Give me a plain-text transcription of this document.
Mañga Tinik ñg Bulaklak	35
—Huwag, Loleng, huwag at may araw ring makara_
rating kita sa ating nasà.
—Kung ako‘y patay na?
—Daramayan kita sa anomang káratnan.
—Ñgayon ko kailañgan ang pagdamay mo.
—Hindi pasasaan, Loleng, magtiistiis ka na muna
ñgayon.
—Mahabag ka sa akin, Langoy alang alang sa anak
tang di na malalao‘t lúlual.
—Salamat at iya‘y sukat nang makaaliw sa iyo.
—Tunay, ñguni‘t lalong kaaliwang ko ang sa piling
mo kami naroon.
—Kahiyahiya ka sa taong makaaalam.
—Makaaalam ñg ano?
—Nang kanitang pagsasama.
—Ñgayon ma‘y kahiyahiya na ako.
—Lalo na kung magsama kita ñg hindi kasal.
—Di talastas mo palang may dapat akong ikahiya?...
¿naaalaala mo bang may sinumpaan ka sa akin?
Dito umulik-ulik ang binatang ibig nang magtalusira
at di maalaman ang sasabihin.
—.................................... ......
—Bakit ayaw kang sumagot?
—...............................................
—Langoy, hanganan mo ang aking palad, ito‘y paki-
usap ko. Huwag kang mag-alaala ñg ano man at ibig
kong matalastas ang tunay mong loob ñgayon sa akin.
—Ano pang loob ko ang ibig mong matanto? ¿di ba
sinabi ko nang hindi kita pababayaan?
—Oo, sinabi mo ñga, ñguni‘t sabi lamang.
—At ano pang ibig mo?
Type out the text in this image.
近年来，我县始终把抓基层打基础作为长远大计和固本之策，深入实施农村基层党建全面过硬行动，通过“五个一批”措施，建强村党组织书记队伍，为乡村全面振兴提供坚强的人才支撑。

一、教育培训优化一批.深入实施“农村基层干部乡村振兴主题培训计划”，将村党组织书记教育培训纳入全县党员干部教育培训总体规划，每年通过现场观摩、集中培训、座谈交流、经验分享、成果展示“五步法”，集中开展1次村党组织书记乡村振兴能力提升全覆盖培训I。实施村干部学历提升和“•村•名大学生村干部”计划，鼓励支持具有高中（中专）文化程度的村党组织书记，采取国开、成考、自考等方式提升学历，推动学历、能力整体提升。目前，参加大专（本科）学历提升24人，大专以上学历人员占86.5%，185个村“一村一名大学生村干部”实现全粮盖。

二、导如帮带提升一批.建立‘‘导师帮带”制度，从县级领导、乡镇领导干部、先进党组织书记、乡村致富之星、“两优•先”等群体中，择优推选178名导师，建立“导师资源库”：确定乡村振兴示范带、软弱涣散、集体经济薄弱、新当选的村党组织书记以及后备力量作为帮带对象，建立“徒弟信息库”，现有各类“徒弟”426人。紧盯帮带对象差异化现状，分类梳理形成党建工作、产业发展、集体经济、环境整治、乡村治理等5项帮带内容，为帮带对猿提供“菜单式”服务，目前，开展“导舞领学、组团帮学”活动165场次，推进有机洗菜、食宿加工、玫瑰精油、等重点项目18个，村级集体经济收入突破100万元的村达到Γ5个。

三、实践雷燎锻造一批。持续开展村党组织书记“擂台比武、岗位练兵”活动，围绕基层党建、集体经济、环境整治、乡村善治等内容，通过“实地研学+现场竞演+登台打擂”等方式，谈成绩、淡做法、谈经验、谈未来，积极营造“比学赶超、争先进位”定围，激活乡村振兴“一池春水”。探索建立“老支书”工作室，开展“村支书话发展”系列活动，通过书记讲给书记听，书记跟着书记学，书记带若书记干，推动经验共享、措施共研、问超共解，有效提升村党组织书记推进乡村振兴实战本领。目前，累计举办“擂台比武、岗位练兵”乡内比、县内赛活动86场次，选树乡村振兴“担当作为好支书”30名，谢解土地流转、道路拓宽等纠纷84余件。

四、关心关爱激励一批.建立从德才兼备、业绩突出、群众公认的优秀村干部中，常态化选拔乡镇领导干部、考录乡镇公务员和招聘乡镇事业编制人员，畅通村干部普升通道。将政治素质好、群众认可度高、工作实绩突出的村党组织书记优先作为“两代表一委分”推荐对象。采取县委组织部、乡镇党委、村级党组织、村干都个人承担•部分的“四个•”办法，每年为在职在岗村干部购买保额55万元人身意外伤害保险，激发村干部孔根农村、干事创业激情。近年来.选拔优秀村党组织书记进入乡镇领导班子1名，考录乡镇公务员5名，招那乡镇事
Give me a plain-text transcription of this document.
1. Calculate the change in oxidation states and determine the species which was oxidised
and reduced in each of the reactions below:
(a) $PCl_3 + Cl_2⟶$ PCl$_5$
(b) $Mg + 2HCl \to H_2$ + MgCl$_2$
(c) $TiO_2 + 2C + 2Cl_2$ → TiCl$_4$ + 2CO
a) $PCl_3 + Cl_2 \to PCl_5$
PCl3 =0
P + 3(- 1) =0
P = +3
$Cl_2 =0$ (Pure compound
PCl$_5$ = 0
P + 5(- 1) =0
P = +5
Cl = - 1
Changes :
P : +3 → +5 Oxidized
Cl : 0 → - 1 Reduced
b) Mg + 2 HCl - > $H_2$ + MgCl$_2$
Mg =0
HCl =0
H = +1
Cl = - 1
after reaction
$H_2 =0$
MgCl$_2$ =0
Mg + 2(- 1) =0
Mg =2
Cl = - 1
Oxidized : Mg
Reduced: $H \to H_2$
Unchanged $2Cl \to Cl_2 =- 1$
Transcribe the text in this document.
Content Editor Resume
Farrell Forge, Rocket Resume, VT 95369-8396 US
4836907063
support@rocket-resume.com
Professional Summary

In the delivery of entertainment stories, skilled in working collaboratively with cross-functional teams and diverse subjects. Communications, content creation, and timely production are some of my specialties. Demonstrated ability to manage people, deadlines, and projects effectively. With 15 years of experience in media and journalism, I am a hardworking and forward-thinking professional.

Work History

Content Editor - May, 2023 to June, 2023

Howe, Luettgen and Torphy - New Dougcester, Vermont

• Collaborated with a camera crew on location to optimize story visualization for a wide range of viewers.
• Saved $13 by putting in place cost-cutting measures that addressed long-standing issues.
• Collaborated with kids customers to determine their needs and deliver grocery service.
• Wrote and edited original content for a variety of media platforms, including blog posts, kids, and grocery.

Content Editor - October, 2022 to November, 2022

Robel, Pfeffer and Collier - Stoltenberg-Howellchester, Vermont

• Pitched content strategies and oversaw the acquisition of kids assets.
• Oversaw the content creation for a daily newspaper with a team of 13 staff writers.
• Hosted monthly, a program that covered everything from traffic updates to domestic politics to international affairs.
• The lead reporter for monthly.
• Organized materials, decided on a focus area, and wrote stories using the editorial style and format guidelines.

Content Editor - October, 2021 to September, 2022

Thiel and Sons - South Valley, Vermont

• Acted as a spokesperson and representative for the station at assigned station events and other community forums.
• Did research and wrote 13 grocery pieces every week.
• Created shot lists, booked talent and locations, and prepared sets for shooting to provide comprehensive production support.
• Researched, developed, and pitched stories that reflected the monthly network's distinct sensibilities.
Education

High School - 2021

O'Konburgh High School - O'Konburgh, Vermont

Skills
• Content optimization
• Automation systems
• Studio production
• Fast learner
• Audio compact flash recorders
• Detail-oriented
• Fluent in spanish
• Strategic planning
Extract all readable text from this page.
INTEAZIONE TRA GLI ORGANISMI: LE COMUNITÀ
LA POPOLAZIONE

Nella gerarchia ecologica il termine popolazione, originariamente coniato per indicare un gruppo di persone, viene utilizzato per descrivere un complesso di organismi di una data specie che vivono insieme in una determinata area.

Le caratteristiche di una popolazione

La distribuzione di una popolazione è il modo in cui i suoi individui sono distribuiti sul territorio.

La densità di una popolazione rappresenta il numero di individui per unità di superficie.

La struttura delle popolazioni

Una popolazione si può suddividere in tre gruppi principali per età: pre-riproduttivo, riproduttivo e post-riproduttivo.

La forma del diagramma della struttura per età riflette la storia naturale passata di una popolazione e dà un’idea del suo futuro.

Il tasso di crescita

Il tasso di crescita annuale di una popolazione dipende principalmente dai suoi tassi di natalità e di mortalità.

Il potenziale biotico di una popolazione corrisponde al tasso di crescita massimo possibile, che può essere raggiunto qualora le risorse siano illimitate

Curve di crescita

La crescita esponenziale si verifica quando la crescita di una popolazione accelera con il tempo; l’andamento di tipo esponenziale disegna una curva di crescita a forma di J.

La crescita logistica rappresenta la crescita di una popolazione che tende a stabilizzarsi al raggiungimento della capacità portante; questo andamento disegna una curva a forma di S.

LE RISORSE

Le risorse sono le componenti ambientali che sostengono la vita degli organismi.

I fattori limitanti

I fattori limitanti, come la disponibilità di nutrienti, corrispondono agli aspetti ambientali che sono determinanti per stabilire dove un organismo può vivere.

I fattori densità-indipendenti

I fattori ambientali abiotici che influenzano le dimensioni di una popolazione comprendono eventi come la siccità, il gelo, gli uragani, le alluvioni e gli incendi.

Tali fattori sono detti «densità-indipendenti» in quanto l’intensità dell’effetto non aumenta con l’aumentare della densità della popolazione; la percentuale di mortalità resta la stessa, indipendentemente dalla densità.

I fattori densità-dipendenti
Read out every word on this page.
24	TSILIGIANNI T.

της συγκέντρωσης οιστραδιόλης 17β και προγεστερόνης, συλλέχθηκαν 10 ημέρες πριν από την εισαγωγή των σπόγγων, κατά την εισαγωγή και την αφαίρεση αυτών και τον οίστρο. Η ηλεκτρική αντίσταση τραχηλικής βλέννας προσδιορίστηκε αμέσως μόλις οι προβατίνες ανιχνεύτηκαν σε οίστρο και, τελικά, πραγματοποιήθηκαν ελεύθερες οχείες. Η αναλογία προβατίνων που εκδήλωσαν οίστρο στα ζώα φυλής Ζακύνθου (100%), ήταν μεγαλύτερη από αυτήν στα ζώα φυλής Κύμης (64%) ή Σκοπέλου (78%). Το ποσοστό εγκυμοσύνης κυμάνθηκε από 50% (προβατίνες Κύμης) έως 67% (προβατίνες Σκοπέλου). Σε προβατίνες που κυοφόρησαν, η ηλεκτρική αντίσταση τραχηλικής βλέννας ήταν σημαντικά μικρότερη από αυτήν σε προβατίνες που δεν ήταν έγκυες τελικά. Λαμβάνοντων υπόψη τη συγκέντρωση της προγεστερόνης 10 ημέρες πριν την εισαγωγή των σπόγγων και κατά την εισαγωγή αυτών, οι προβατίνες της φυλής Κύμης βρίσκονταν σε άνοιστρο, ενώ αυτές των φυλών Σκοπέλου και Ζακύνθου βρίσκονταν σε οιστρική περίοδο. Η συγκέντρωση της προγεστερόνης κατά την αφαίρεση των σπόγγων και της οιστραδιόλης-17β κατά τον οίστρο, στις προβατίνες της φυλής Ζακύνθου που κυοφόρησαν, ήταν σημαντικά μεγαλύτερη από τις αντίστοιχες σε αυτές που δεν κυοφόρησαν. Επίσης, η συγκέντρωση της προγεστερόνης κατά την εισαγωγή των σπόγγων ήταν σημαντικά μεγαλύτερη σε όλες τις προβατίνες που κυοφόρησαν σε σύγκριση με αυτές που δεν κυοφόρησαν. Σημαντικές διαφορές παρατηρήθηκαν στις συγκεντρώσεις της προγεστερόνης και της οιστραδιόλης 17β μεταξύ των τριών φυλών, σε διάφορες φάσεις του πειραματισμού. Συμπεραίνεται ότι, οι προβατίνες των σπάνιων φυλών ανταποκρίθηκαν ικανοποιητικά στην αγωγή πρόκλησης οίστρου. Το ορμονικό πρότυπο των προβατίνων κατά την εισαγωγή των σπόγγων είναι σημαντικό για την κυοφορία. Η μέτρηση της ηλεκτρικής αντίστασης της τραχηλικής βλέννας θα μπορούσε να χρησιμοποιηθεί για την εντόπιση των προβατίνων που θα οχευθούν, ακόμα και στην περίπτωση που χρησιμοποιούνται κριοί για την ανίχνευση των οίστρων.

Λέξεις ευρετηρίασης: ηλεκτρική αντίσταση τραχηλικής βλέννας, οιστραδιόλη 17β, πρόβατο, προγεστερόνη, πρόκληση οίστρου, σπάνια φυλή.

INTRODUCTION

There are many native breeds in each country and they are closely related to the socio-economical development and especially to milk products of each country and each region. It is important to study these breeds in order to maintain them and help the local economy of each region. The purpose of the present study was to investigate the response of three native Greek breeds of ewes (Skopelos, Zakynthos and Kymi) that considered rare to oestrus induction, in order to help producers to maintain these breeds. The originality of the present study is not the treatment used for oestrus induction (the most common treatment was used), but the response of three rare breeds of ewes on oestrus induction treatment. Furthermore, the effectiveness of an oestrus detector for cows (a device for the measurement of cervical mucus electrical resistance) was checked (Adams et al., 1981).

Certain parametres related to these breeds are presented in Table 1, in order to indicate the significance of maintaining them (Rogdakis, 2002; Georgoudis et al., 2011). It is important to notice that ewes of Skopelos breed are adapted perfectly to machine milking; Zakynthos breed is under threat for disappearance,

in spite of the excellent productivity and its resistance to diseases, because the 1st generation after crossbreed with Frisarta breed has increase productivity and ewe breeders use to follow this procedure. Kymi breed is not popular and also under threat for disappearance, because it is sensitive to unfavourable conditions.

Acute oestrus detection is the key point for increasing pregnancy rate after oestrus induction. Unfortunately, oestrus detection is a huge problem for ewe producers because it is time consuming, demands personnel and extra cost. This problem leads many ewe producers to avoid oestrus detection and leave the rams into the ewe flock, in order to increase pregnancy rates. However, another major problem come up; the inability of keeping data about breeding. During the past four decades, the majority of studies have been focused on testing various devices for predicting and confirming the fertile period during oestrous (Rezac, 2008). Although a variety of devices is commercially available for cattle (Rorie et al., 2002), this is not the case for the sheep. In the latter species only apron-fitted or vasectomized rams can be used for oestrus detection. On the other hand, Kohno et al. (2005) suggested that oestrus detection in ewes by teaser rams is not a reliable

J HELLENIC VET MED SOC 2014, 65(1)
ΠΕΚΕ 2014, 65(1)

|---|

### Problem description
Give only the number of lines in the data that hold the word "page".

### Solution
2